Given instruction: Identify the lines containing the word "selected". Copy each one.

Records to use:

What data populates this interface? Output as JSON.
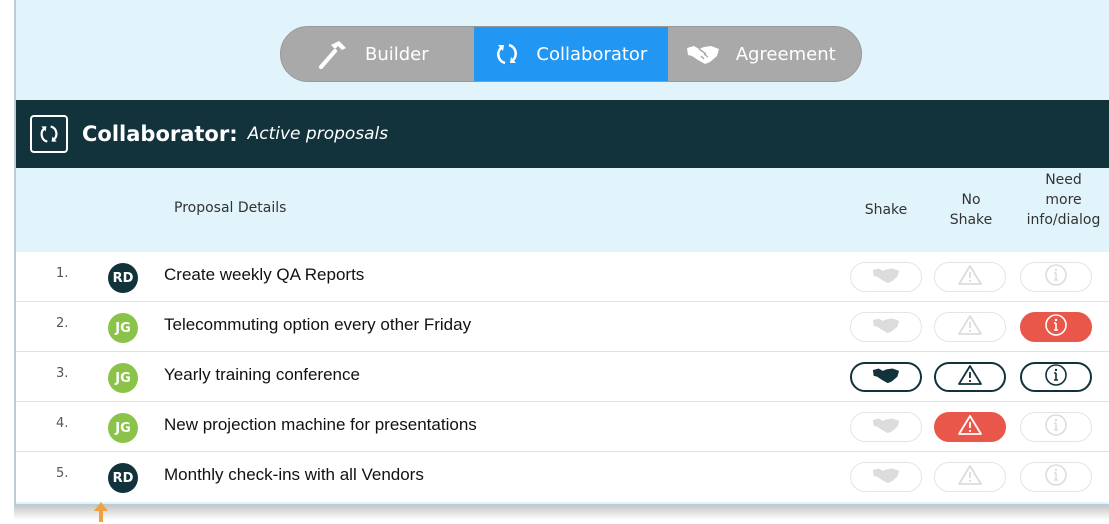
{
  "toolbar": {
    "tabs": [
      {
        "label": "Builder",
        "icon": "hammer-icon",
        "selected": false
      },
      {
        "label": "Collaborator",
        "icon": "sync-icon",
        "selected": true
      },
      {
        "label": "Agreement",
        "icon": "handshake-icon",
        "selected": false
      }
    ]
  },
  "header": {
    "title": "Collaborator:",
    "subtitle": "Active proposals",
    "icon": "sync-icon"
  },
  "columns": {
    "details": "Proposal Details",
    "shake": "Shake",
    "no_shake_1": "No",
    "no_shake_2": "Shake",
    "need_1": "Need",
    "need_2": "more",
    "need_3": "info/dialog"
  },
  "proposals": [
    {
      "num": "1.",
      "initials": "RD",
      "avatar_color": "#12323c",
      "text": "Create weekly QA Reports",
      "shake": "inactive",
      "no_shake": "inactive",
      "need_info": "inactive"
    },
    {
      "num": "2.",
      "initials": "JG",
      "avatar_color": "#8bc34a",
      "text": "Telecommuting option every other Friday",
      "shake": "inactive",
      "no_shake": "inactive",
      "need_info": "alert"
    },
    {
      "num": "3.",
      "initials": "JG",
      "avatar_color": "#8bc34a",
      "text": "Yearly training conference",
      "shake": "selected",
      "no_shake": "active",
      "need_info": "active"
    },
    {
      "num": "4.",
      "initials": "JG",
      "avatar_color": "#8bc34a",
      "text": "New projection machine for presentations",
      "shake": "inactive",
      "no_shake": "alert",
      "need_info": "inactive"
    },
    {
      "num": "5.",
      "initials": "RD",
      "avatar_color": "#12323c",
      "text": "Monthly check-ins with all Vendors",
      "shake": "inactive",
      "no_shake": "inactive",
      "need_info": "inactive"
    }
  ],
  "colors": {
    "accent": "#2196f3",
    "header_bg": "#12323c",
    "panel_bg": "#e1f4fb",
    "alert": "#e8574a",
    "avatar_green": "#8bc34a"
  }
}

Right answer:
        "selected": false
        "selected": true
        "selected": false
      "shake": "selected",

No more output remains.